┌──

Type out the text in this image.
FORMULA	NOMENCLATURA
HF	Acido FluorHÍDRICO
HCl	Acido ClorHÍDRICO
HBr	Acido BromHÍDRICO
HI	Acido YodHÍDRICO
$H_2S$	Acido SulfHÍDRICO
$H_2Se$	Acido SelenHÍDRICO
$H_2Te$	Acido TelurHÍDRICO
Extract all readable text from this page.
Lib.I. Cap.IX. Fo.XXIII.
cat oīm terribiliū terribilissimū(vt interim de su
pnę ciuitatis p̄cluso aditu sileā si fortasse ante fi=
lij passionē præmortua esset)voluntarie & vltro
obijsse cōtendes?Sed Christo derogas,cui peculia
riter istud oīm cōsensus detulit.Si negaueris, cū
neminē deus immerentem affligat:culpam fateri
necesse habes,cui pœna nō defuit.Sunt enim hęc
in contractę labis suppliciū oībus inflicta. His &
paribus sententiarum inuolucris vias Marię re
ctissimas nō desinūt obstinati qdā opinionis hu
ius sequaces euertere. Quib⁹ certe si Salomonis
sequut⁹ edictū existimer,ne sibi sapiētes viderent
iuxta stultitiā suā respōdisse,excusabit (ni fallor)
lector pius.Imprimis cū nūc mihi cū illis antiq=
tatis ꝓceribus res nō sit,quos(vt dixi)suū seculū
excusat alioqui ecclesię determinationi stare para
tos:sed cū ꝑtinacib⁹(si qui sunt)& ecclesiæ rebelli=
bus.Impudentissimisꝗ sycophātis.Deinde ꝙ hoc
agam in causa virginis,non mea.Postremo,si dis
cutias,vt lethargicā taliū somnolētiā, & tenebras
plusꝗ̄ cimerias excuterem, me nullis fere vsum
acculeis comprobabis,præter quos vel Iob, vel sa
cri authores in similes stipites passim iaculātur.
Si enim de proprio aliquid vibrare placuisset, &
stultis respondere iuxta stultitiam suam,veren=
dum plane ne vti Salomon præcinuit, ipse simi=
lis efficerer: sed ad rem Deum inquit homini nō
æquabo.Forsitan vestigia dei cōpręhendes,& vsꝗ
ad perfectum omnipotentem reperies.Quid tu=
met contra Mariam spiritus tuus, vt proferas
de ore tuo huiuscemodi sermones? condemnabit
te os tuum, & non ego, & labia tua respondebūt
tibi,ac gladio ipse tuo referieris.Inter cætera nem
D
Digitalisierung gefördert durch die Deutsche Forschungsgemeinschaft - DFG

└──

What you are asked to do:
Search the preceding listing for the word "enim" and pull out every line that holds it.

Solution to this task:
necesse habes,cui pœna nō defuit.Sunt enim hęc
Si enim de proprio aliquid vibrare placuisset, &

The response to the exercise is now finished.